[DOCUMENT SEGMENT Boundary: Start]

Acute mastoiditis may complicate otitis media if not treated properly. Typically, a highly sensitive and swollen mastoidale is present. Obstruction of the pinna, a reddened and bulging tympanic membrane, and purulent otorrhea are typical examination findings. An initial slight ache increases sharply with the purulent inflammation and radiates into the entire neck and head area.
Petrositis
Inflammatory spread to the petrous bone from otitis can occur and would be complicated by meningitis or an intracranial or extradural abscess. Pain can be referred to the temporoparietal, retro-orbital, and temporal regions. Lesions of the cranial nerves also may be observed. The
classic triad of findings associated with lesions of the petrous apex (Gradenigo syndrome) includes (
1) deep retro-orbital pain, (
2) paresis of the ipsilateral lateral rectus muscle, and (
3) otorrhea.
Acoustic Neuroma
Acoustic neuroma (vestibular schwannoma) is a benign tumor of the neural sheath of the eighth cranial nerve and its peak incidence is mostly between the ages of 30 and 40. Women are affected more frequently than men. Tinnitus, hearing loss, and tingling or deep pain in the ear are early symptoms. Over time, these symptoms may be joined by vertigo. As the tumor slowly grows out of the internal auditory canal into the cerebellopontine angle it can compress the fifth and seventh cranial nerves, producing numbness and weakness of the face. Dysarthria, ataxia, and incoordination also may be observed due to compression of the adjacent cerebellum. Obstruction of cerebrospinal fluid circulation may give rise to headache from increased intracranial pressure with nausea, vomiting, and neuropsychologic deficits.

[DOCUMENT SEGMENT Boundary: End]
[RECORDED DATA Boundary: Start]

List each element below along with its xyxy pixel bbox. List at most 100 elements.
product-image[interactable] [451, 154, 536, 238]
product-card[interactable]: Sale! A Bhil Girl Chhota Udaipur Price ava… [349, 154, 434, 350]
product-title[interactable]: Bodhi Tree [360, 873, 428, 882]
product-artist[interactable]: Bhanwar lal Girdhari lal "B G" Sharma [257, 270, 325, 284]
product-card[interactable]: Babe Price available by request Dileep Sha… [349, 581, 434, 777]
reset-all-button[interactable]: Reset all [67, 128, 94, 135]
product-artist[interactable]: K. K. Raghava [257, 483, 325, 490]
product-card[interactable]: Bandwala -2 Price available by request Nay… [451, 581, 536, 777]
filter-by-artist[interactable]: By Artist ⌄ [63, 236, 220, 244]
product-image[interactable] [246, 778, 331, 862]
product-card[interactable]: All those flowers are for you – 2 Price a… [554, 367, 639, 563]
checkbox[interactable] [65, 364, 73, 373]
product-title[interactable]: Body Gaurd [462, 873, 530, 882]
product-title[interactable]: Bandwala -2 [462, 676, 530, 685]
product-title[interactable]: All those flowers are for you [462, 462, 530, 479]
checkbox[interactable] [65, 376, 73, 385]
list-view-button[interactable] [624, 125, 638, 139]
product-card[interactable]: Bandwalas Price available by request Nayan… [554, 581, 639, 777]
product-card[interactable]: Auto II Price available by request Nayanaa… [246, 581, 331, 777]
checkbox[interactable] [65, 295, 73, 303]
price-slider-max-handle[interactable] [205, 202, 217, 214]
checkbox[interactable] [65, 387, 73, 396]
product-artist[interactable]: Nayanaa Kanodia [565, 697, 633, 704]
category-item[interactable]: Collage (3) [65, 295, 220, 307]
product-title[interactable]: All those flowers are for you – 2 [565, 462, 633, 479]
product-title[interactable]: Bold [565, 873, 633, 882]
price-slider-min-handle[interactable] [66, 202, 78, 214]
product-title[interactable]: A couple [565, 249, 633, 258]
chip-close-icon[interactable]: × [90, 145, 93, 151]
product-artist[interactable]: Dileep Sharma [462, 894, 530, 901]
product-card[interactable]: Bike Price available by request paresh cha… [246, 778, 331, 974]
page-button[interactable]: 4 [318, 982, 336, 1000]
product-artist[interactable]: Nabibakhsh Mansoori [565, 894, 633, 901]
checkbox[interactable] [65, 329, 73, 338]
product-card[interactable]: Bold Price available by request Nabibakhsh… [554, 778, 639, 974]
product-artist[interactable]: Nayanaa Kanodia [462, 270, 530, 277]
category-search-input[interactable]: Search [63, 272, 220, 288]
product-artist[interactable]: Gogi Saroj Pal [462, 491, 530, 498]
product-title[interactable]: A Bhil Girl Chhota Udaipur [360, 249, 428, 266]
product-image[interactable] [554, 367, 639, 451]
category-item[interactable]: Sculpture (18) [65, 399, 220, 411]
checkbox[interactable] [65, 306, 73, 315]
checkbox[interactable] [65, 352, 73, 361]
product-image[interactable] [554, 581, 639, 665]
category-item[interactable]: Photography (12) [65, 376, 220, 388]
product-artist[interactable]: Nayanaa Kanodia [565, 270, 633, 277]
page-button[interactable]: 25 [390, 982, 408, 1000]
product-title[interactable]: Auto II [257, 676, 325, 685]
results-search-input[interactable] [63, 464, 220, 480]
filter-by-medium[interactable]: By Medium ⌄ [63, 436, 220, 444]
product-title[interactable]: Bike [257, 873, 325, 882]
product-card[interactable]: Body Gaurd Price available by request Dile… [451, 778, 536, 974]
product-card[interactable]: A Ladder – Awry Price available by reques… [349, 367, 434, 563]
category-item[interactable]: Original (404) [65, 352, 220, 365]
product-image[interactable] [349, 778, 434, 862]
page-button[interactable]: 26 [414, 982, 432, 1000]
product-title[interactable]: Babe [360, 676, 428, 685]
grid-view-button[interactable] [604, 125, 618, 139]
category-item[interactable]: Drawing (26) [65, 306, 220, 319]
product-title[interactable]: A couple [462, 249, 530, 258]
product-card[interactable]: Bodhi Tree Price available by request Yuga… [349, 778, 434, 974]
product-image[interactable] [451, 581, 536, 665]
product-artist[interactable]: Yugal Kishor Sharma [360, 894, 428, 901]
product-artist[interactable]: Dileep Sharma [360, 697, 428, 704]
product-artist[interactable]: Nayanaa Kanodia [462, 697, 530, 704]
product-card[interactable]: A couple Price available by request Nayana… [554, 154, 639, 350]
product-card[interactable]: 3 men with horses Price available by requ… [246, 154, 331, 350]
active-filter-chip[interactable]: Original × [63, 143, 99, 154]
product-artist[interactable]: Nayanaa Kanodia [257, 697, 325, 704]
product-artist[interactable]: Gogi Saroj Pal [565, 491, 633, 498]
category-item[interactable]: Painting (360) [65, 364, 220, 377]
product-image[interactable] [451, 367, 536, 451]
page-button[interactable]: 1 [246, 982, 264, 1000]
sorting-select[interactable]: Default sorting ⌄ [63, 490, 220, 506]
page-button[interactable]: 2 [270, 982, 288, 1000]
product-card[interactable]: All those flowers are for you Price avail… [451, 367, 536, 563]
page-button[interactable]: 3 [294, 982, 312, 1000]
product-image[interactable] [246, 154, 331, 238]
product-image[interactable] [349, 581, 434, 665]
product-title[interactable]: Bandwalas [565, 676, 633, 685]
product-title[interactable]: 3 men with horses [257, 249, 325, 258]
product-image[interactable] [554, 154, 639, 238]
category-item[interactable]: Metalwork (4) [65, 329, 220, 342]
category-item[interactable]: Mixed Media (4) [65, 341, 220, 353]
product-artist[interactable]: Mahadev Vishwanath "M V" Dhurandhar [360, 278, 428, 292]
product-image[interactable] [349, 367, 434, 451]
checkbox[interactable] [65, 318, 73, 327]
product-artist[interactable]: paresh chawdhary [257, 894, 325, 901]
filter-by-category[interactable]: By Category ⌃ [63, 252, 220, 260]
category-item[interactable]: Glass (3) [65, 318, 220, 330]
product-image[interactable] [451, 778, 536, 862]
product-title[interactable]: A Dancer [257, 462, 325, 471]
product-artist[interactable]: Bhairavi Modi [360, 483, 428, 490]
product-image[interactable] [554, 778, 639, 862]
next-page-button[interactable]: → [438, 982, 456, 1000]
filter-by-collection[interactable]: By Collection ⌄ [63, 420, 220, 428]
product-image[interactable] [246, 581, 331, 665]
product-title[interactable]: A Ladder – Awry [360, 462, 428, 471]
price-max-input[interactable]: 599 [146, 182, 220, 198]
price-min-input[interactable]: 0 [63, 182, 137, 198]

[RECORDED DATA Boundary: End]

[TASK DIRECTIONS] Please revise the ear disorders text, starting with "Acute mastoiditis may" and going on through "3) otorrhea.", replacing "otorrhea" with "ear discharge".

[WRITTEN SOLUTION]
Acute mastoiditis may complicate otitis media if not treated properly. Typically, a highly sensitive and swollen mastoidale is present. Obstruction of the pinna, a reddened and bulging tympanic membrane, and purulent ear discharge are typical examination findings. An initial slight ache increases sharply with the purulent inflammation and radiates into the entire neck and head area.
Petrositis
Inflammatory spread to the petrous bone from otitis can occur and would be complicated by meningitis or an intracranial or extradural abscess. Pain can be referred to the temporoparietal, retro-orbital, and temporal regions. Lesions of the cranial nerves also may be observed. The
classic triad of findings associated with lesions of the petrous apex (Gradenigo syndrome) includes (
1) deep retro-orbital pain, (
2) paresis of the ipsilateral lateral rectus muscle, and (
3) ear discharge.